WHAT IS NEEDED: Write the entries out again exactly as they stand, but without the pictures.

"""

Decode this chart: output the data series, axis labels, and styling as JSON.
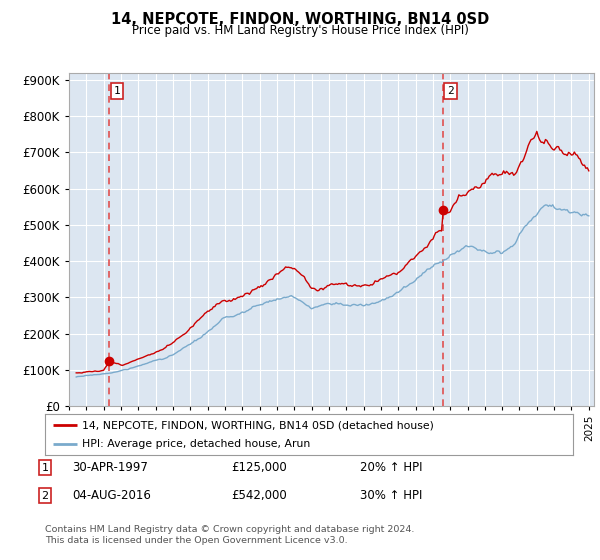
{
  "title": "14, NEPCOTE, FINDON, WORTHING, BN14 0SD",
  "subtitle": "Price paid vs. HM Land Registry's House Price Index (HPI)",
  "ylim": [
    0,
    900000
  ],
  "yticks": [
    0,
    100000,
    200000,
    300000,
    400000,
    500000,
    600000,
    700000,
    800000,
    900000
  ],
  "xlim_start": 1995.4,
  "xlim_end": 2025.3,
  "xticks": [
    1995,
    1996,
    1997,
    1998,
    1999,
    2000,
    2001,
    2002,
    2003,
    2004,
    2005,
    2006,
    2007,
    2008,
    2009,
    2010,
    2011,
    2012,
    2013,
    2014,
    2015,
    2016,
    2017,
    2018,
    2019,
    2020,
    2021,
    2022,
    2023,
    2024,
    2025
  ],
  "transaction1_x": 1997.33,
  "transaction1_y": 125000,
  "transaction2_x": 2016.58,
  "transaction2_y": 542000,
  "house_color": "#cc0000",
  "hpi_color": "#7aaacc",
  "plot_bg_color": "#dce6f1",
  "grid_color": "#ffffff",
  "vline_color": "#e05050",
  "legend_label_house": "14, NEPCOTE, FINDON, WORTHING, BN14 0SD (detached house)",
  "legend_label_hpi": "HPI: Average price, detached house, Arun",
  "transaction1_date": "30-APR-1997",
  "transaction1_price": "£125,000",
  "transaction1_hpi": "20% ↑ HPI",
  "transaction2_date": "04-AUG-2016",
  "transaction2_price": "£542,000",
  "transaction2_hpi": "30% ↑ HPI",
  "footer": "Contains HM Land Registry data © Crown copyright and database right 2024.\nThis data is licensed under the Open Government Licence v3.0."
}
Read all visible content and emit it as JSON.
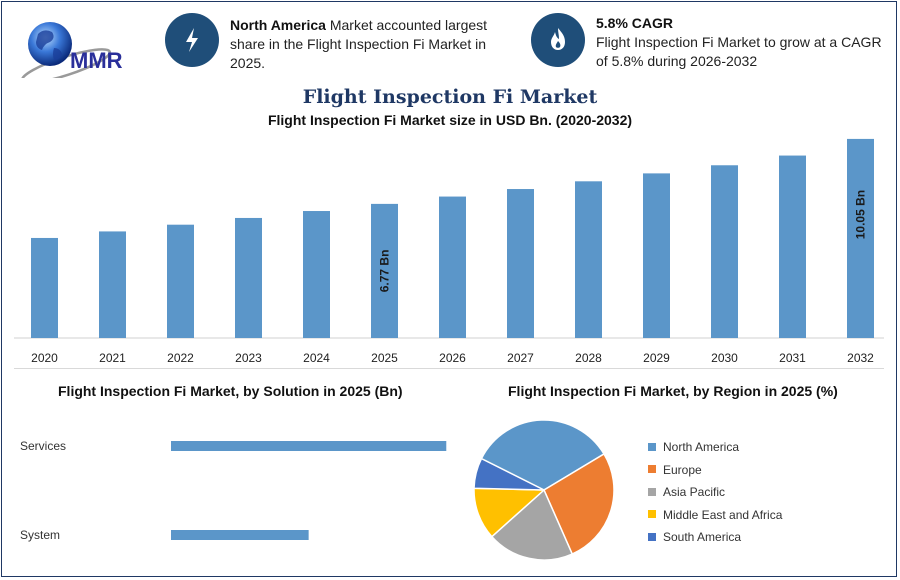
{
  "brand": {
    "logo_text": "MMR"
  },
  "info_cards": [
    {
      "icon": "lightning-icon",
      "bold": "North America",
      "text": " Market accounted largest share in the Flight Inspection Fi Market in 2025."
    },
    {
      "icon": "flame-icon",
      "bold": "5.8% CAGR",
      "text": "Flight Inspection Fi Market to grow at a CAGR of 5.8% during 2026-2032"
    }
  ],
  "title": "Flight Inspection Fi Market",
  "colors": {
    "bar": "#5b96c9",
    "accent": "#1f4e79",
    "title": "#1f3864"
  },
  "chart_data": [
    {
      "type": "bar",
      "title": "Flight Inspection Fi Market size in USD Bn. (2020-2032)",
      "categories": [
        "2020",
        "2021",
        "2022",
        "2023",
        "2024",
        "2025",
        "2026",
        "2027",
        "2028",
        "2029",
        "2030",
        "2031",
        "2032"
      ],
      "values": [
        5.05,
        5.38,
        5.72,
        6.06,
        6.41,
        6.77,
        7.14,
        7.52,
        7.91,
        8.31,
        8.72,
        9.21,
        10.05
      ],
      "data_labels": [
        {
          "index": 5,
          "text": "6.77 Bn"
        },
        {
          "index": 12,
          "text": "10.05 Bn"
        }
      ],
      "xlabel": "",
      "ylabel": "",
      "ylim": [
        0,
        10.5
      ],
      "grid": false
    },
    {
      "type": "bar",
      "orientation": "horizontal",
      "title": "Flight Inspection Fi Market, by Solution in 2025 (Bn)",
      "categories": [
        "Services",
        "System"
      ],
      "values": [
        4.1,
        2.05
      ],
      "xlim": [
        0,
        4.2
      ],
      "grid": false
    },
    {
      "type": "pie",
      "title": "Flight Inspection Fi Market, by Region in 2025 (%)",
      "labels": [
        "North America",
        "Europe",
        "Asia Pacific",
        "Middle East and Africa",
        "South America"
      ],
      "values": [
        34,
        27,
        20,
        12,
        7
      ],
      "colors": [
        "#5b96c9",
        "#ed7d31",
        "#a5a5a5",
        "#ffc000",
        "#4472c4"
      ],
      "legend": "right"
    }
  ]
}
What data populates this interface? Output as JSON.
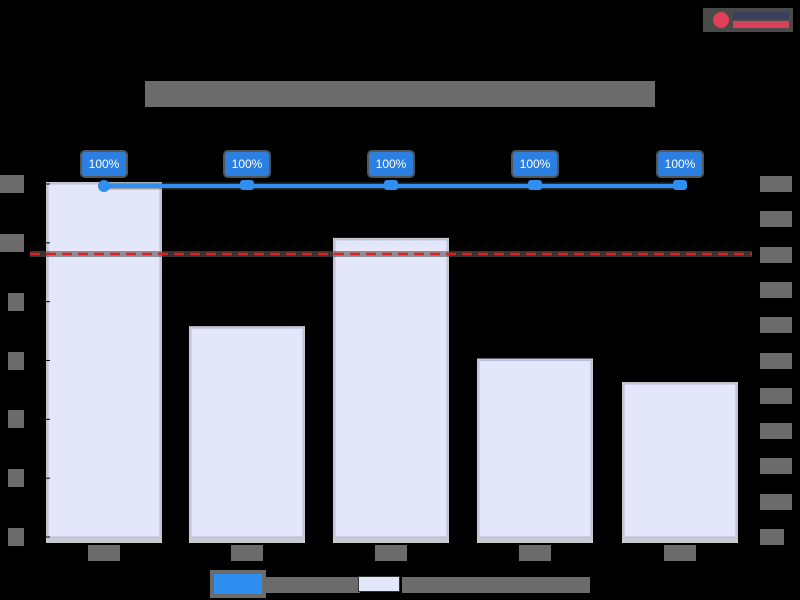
{
  "chart_data": {
    "type": "bar",
    "title": "[masked chart title]",
    "categories": [
      "[cat 1]",
      "[cat 2]",
      "[cat 3]",
      "[cat 4]",
      "[cat 5]"
    ],
    "series": [
      {
        "name": "[bar series - masked]",
        "type": "bar",
        "axis": "left",
        "color": "#e4e6fa",
        "values": [
          12,
          7.1,
          10.1,
          6.0,
          5.2
        ]
      },
      {
        "name": "[line series - masked]",
        "type": "line",
        "axis": "right",
        "color": "#2f8ff0",
        "values": [
          100,
          100,
          100,
          100,
          100
        ],
        "data_labels": [
          "100%",
          "100%",
          "100%",
          "100%",
          "100%"
        ]
      }
    ],
    "reference_line": {
      "axis": "right",
      "value": 80,
      "color": "#e02020",
      "style": "dashed"
    },
    "left_axis": {
      "ylim": [
        0,
        12
      ],
      "ticks": [
        0,
        2,
        4,
        6,
        8,
        10,
        12
      ],
      "labels_masked": true
    },
    "right_axis": {
      "ylim": [
        0,
        100
      ],
      "ticks": [
        0,
        10,
        20,
        30,
        40,
        50,
        60,
        70,
        80,
        90,
        100
      ],
      "unit": "%",
      "labels_masked": true
    },
    "xlabel": "",
    "ylabel": "",
    "legend_position": "bottom",
    "grid": false
  },
  "ui": {
    "title": "■■■■■■■■■■■■■■■■■■■■■■■■■■■■■■■■■■■■■■■■■■■",
    "left_ticks": [
      "■■",
      "■■",
      "■",
      "■",
      "■",
      "■",
      "■"
    ],
    "right_ticks": [
      "■■■■",
      "■■■",
      "■■■",
      "■■■",
      "■■■",
      "■■■",
      "■■■",
      "■■■",
      "■■■",
      "■■■",
      "■■"
    ],
    "x_labels": [
      "■■■",
      "■■■",
      "■■■",
      "■■■",
      "■■■"
    ],
    "data_labels": [
      "100%",
      "100%",
      "100%",
      "100%",
      "100%"
    ],
    "legend": {
      "line_label": "■■■■■■■■■",
      "bar_label": "■■■■■■■■■■■■■■■■■■"
    }
  }
}
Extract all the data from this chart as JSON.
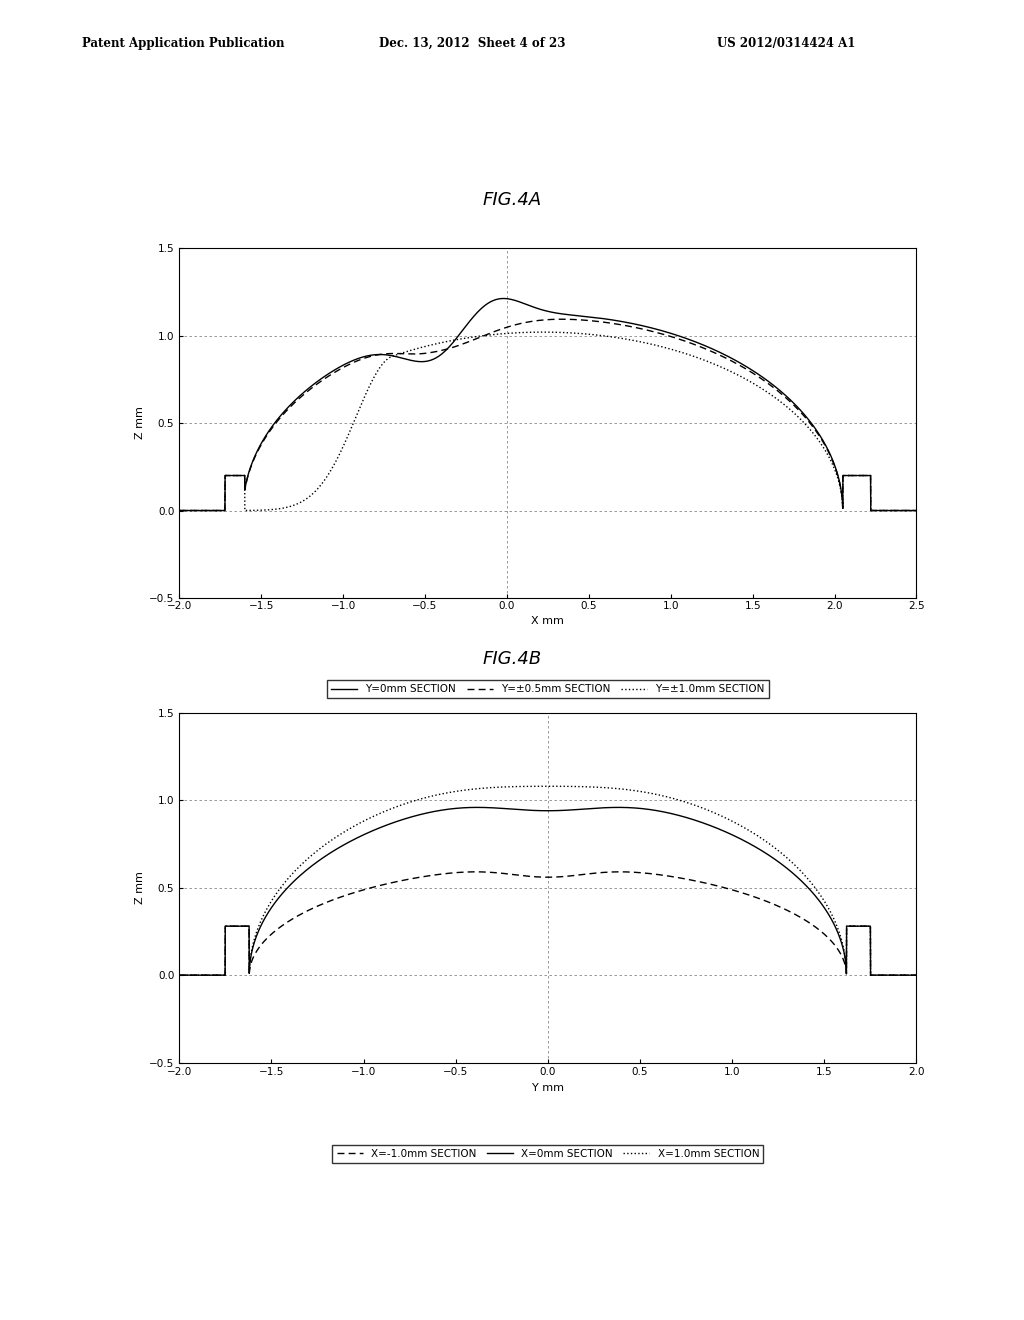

"""

ANSWER FOR THIS EXERCISE:
Decode this chart: output the data series, axis labels, and styling as JSON.
{
  "title": "14, NEPCOTE, FINDON, WORTHING, BN14 0SD",
  "subtitle": "Price paid vs. HM Land Registry's House Price Index (HPI)",
  "ylim": [
    0,
    900000
  ],
  "yticks": [
    0,
    100000,
    200000,
    300000,
    400000,
    500000,
    600000,
    700000,
    800000,
    900000
  ],
  "xlim_start": 1995.4,
  "xlim_end": 2025.3,
  "xticks": [
    1995,
    1996,
    1997,
    1998,
    1999,
    2000,
    2001,
    2002,
    2003,
    2004,
    2005,
    2006,
    2007,
    2008,
    2009,
    2010,
    2011,
    2012,
    2013,
    2014,
    2015,
    2016,
    2017,
    2018,
    2019,
    2020,
    2021,
    2022,
    2023,
    2024,
    2025
  ],
  "transaction1_x": 1997.33,
  "transaction1_y": 125000,
  "transaction2_x": 2016.58,
  "transaction2_y": 542000,
  "house_color": "#cc0000",
  "hpi_color": "#7aaacc",
  "plot_bg_color": "#dce6f1",
  "grid_color": "#ffffff",
  "vline_color": "#e05050",
  "legend_label_house": "14, NEPCOTE, FINDON, WORTHING, BN14 0SD (detached house)",
  "legend_label_hpi": "HPI: Average price, detached house, Arun",
  "transaction1_date": "30-APR-1997",
  "transaction1_price": "£125,000",
  "transaction1_hpi": "20% ↑ HPI",
  "transaction2_date": "04-AUG-2016",
  "transaction2_price": "£542,000",
  "transaction2_hpi": "30% ↑ HPI",
  "footer": "Contains HM Land Registry data © Crown copyright and database right 2024.\nThis data is licensed under the Open Government Licence v3.0."
}
Read all visible content and emit it as JSON.
{
  "brand": {
    "logo_text": "MMR"
  },
  "info_cards": [
    {
      "icon": "lightning-icon",
      "bold": "North America",
      "text": " Market accounted largest share in the Flight Inspection Fi Market in 2025."
    },
    {
      "icon": "flame-icon",
      "bold": "5.8% CAGR",
      "text": "Flight Inspection Fi Market to grow at a CAGR of 5.8% during 2026-2032"
    }
  ],
  "title": "Flight Inspection Fi Market",
  "colors": {
    "bar": "#5b96c9",
    "accent": "#1f4e79",
    "title": "#1f3864"
  },
  "chart_data": [
    {
      "type": "bar",
      "title": "Flight Inspection Fi Market size in USD Bn. (2020-2032)",
      "categories": [
        "2020",
        "2021",
        "2022",
        "2023",
        "2024",
        "2025",
        "2026",
        "2027",
        "2028",
        "2029",
        "2030",
        "2031",
        "2032"
      ],
      "values": [
        5.05,
        5.38,
        5.72,
        6.06,
        6.41,
        6.77,
        7.14,
        7.52,
        7.91,
        8.31,
        8.72,
        9.21,
        10.05
      ],
      "data_labels": [
        {
          "index": 5,
          "text": "6.77 Bn"
        },
        {
          "index": 12,
          "text": "10.05 Bn"
        }
      ],
      "xlabel": "",
      "ylabel": "",
      "ylim": [
        0,
        10.5
      ],
      "grid": false
    },
    {
      "type": "bar",
      "orientation": "horizontal",
      "title": "Flight Inspection Fi Market, by Solution in 2025 (Bn)",
      "categories": [
        "Services",
        "System"
      ],
      "values": [
        4.1,
        2.05
      ],
      "xlim": [
        0,
        4.2
      ],
      "grid": false
    },
    {
      "type": "pie",
      "title": "Flight Inspection Fi Market, by Region in 2025 (%)",
      "labels": [
        "North America",
        "Europe",
        "Asia Pacific",
        "Middle East and Africa",
        "South America"
      ],
      "values": [
        34,
        27,
        20,
        12,
        7
      ],
      "colors": [
        "#5b96c9",
        "#ed7d31",
        "#a5a5a5",
        "#ffc000",
        "#4472c4"
      ],
      "legend": "right"
    }
  ]
}
What data populates this interface? Output as JSON.
{
  "chart_data": {
    "type": "bar",
    "title": "[masked chart title]",
    "categories": [
      "[cat 1]",
      "[cat 2]",
      "[cat 3]",
      "[cat 4]",
      "[cat 5]"
    ],
    "series": [
      {
        "name": "[bar series - masked]",
        "type": "bar",
        "axis": "left",
        "color": "#e4e6fa",
        "values": [
          12,
          7.1,
          10.1,
          6.0,
          5.2
        ]
      },
      {
        "name": "[line series - masked]",
        "type": "line",
        "axis": "right",
        "color": "#2f8ff0",
        "values": [
          100,
          100,
          100,
          100,
          100
        ],
        "data_labels": [
          "100%",
          "100%",
          "100%",
          "100%",
          "100%"
        ]
      }
    ],
    "reference_line": {
      "axis": "right",
      "value": 80,
      "color": "#e02020",
      "style": "dashed"
    },
    "left_axis": {
      "ylim": [
        0,
        12
      ],
      "ticks": [
        0,
        2,
        4,
        6,
        8,
        10,
        12
      ],
      "labels_masked": true
    },
    "right_axis": {
      "ylim": [
        0,
        100
      ],
      "ticks": [
        0,
        10,
        20,
        30,
        40,
        50,
        60,
        70,
        80,
        90,
        100
      ],
      "unit": "%",
      "labels_masked": true
    },
    "xlabel": "",
    "ylabel": "",
    "legend_position": "bottom",
    "grid": false
  },
  "ui": {
    "title": "■■■■■■■■■■■■■■■■■■■■■■■■■■■■■■■■■■■■■■■■■■■",
    "left_ticks": [
      "■■",
      "■■",
      "■",
      "■",
      "■",
      "■",
      "■"
    ],
    "right_ticks": [
      "■■■■",
      "■■■",
      "■■■",
      "■■■",
      "■■■",
      "■■■",
      "■■■",
      "■■■",
      "■■■",
      "■■■",
      "■■"
    ],
    "x_labels": [
      "■■■",
      "■■■",
      "■■■",
      "■■■",
      "■■■"
    ],
    "data_labels": [
      "100%",
      "100%",
      "100%",
      "100%",
      "100%"
    ],
    "legend": {
      "line_label": "■■■■■■■■■",
      "bar_label": "■■■■■■■■■■■■■■■■■■"
    }
  }
}
Extract all the data from this chart as JSON.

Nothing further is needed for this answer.